## [OBJECTIVE]
Please return the items word for word, from their first line through the line that contains "The smoothing capacitor 5 is at (573, 294).", with both of those lines included.

[Dataset excerpt]
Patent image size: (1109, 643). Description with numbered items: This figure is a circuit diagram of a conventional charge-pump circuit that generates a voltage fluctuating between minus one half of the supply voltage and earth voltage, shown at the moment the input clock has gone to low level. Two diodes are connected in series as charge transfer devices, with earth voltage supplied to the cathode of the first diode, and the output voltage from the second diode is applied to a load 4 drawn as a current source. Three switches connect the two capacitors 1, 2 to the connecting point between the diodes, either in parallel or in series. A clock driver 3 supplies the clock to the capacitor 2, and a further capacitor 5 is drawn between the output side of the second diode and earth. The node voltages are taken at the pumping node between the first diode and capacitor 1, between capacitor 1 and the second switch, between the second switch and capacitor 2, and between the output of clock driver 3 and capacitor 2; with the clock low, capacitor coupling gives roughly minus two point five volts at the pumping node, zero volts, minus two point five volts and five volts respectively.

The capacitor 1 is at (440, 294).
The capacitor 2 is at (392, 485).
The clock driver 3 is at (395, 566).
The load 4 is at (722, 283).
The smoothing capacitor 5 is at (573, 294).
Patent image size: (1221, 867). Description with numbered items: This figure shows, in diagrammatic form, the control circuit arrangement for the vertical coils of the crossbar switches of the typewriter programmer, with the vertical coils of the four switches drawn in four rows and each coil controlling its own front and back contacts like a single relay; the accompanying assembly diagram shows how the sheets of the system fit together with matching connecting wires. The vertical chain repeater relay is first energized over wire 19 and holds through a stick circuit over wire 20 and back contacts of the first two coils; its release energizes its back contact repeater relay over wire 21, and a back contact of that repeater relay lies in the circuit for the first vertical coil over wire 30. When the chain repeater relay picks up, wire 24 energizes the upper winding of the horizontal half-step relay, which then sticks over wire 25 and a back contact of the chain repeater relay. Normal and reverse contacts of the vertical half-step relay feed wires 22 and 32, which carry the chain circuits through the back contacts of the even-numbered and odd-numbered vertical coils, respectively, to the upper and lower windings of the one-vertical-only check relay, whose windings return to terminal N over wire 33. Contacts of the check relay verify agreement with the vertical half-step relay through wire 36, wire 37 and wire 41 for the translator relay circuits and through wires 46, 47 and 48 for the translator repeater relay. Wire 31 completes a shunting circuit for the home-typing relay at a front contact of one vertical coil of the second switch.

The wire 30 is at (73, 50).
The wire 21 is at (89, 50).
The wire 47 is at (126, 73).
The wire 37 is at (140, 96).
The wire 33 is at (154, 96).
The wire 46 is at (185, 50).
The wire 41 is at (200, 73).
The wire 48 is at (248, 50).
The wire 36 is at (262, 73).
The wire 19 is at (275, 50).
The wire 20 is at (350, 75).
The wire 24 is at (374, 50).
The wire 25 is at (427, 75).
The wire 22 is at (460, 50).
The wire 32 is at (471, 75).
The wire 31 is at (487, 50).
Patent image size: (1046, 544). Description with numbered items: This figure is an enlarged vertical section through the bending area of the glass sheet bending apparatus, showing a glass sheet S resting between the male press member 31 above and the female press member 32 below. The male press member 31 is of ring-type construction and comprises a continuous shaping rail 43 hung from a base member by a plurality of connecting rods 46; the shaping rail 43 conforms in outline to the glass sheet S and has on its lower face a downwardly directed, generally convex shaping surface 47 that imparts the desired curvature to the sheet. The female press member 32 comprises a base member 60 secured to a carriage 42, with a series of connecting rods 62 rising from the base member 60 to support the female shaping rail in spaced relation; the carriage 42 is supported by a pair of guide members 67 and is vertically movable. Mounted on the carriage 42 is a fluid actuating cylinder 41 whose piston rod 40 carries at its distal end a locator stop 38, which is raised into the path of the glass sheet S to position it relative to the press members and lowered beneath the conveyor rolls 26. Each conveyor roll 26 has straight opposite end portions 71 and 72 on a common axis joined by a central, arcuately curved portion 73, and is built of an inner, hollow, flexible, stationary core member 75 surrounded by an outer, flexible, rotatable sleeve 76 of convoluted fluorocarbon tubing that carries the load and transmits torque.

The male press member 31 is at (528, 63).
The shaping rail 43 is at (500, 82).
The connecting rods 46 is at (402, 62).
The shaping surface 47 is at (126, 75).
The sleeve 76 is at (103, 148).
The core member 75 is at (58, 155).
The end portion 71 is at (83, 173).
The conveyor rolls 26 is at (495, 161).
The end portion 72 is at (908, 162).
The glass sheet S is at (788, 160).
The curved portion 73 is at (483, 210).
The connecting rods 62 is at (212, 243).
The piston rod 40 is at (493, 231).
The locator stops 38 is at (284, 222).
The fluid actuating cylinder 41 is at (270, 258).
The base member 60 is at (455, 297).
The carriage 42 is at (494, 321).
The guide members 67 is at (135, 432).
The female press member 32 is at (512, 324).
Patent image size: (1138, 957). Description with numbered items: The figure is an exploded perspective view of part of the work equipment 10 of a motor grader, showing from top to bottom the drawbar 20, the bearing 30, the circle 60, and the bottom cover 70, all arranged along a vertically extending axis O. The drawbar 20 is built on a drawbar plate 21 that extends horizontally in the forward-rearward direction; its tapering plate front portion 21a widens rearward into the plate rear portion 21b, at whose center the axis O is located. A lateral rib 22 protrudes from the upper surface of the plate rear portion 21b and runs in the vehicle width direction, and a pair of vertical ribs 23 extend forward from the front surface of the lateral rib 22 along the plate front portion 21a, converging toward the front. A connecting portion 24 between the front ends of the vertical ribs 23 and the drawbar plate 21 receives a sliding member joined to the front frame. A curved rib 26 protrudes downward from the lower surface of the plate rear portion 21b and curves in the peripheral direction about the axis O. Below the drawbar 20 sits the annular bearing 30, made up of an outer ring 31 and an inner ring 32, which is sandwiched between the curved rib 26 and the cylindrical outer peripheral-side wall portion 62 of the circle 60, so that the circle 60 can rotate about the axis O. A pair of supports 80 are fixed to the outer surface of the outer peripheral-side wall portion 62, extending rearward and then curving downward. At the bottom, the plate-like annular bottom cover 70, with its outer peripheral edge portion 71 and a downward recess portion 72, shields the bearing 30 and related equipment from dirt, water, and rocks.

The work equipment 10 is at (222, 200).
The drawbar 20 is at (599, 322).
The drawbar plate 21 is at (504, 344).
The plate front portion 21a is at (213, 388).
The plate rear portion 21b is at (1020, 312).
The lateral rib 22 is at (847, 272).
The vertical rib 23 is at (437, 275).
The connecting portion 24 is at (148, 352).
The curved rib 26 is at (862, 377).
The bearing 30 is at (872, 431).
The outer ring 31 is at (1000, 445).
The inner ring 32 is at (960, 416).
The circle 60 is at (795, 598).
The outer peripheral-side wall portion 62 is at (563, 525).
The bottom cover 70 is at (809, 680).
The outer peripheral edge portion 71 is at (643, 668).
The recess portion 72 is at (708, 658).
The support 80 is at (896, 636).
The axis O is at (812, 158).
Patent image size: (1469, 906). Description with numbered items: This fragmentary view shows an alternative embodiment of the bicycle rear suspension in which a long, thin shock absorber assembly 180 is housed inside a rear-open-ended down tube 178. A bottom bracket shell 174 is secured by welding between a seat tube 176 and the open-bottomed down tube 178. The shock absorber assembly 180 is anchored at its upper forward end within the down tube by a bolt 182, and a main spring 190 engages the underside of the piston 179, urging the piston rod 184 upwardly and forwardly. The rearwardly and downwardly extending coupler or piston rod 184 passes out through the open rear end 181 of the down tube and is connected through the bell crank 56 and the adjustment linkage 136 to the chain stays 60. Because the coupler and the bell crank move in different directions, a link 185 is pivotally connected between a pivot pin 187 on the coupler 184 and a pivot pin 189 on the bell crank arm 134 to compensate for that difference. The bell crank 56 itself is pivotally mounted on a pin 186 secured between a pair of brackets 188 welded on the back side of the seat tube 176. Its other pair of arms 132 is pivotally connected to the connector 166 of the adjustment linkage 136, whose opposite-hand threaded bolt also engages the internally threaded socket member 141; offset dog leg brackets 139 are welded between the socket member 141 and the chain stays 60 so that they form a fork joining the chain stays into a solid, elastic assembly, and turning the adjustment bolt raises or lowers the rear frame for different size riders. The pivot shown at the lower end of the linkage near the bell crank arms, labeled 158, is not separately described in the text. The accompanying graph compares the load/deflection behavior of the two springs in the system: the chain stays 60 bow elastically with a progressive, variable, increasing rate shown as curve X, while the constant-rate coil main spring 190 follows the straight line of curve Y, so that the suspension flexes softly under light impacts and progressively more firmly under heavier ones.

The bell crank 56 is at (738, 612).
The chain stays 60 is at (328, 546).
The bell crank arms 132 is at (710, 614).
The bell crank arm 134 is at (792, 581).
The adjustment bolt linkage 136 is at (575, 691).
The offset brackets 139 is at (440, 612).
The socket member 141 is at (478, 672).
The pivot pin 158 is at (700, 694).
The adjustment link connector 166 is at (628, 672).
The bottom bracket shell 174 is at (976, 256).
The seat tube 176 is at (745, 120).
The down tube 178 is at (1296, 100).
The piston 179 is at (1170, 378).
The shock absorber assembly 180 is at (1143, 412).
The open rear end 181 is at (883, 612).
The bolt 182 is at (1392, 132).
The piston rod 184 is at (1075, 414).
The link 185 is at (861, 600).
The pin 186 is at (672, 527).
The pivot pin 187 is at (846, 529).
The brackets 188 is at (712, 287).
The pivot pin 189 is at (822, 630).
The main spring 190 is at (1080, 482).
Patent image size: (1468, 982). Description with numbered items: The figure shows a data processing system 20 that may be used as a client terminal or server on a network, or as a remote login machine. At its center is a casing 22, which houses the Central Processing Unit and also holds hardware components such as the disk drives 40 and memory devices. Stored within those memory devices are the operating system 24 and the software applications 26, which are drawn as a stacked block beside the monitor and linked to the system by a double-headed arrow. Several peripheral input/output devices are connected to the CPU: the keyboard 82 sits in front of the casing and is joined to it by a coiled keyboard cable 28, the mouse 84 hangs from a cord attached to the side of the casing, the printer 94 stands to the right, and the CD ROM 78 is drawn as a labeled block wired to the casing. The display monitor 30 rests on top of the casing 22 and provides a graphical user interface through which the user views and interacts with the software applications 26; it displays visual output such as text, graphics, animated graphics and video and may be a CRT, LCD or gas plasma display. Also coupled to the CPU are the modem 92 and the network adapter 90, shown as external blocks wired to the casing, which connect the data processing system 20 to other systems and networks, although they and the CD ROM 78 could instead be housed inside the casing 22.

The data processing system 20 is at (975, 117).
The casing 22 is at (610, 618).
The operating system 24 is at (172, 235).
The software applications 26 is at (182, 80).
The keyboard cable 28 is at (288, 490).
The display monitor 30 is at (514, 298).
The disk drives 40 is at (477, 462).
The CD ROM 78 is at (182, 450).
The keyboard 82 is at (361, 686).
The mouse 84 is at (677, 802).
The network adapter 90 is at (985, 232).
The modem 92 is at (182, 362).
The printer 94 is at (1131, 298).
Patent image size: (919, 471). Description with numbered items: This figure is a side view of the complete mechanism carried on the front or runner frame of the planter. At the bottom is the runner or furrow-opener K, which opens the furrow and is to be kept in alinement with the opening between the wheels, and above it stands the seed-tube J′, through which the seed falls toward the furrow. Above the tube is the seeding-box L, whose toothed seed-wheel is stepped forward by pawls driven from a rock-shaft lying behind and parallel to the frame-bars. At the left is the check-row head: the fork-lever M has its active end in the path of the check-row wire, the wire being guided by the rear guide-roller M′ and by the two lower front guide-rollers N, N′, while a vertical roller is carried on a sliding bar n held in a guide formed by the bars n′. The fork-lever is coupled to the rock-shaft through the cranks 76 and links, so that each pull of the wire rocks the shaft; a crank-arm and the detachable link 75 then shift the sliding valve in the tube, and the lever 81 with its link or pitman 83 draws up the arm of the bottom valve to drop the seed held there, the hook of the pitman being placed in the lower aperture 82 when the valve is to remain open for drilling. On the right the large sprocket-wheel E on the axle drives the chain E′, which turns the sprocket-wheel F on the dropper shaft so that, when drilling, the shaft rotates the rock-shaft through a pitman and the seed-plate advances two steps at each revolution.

## [TASK ANSWER]
Patent image size: (1109, 643). Description with numbered items: This figure is a circuit diagram of a conventional charge-pump circuit that generates a voltage fluctuating between minus one half of the supply voltage and earth voltage, shown at the moment the input clock has gone to low level. Two diodes are connected in series as charge transfer devices, with earth voltage supplied to the cathode of the first diode, and the output voltage from the second diode is applied to a load 4 drawn as a current source. Three switches connect the two capacitors 1, 2 to the connecting point between the diodes, either in parallel or in series. A clock driver 3 supplies the clock to the capacitor 2, and a further capacitor 5 is drawn between the output side of the second diode and earth. The node voltages are taken at the pumping node between the first diode and capacitor 1, between capacitor 1 and the second switch, between the second switch and capacitor 2, and between the output of clock driver 3 and capacitor 2; with the clock low, capacitor coupling gives roughly minus two point five volts at the pumping node, zero volts, minus two point five volts and five volts respectively.

The capacitor 1 is at (440, 294).
The capacitor 2 is at (392, 485).
The clock driver 3 is at (395, 566).
The load 4 is at (722, 283).
The smoothing capacitor 5 is at (573, 294).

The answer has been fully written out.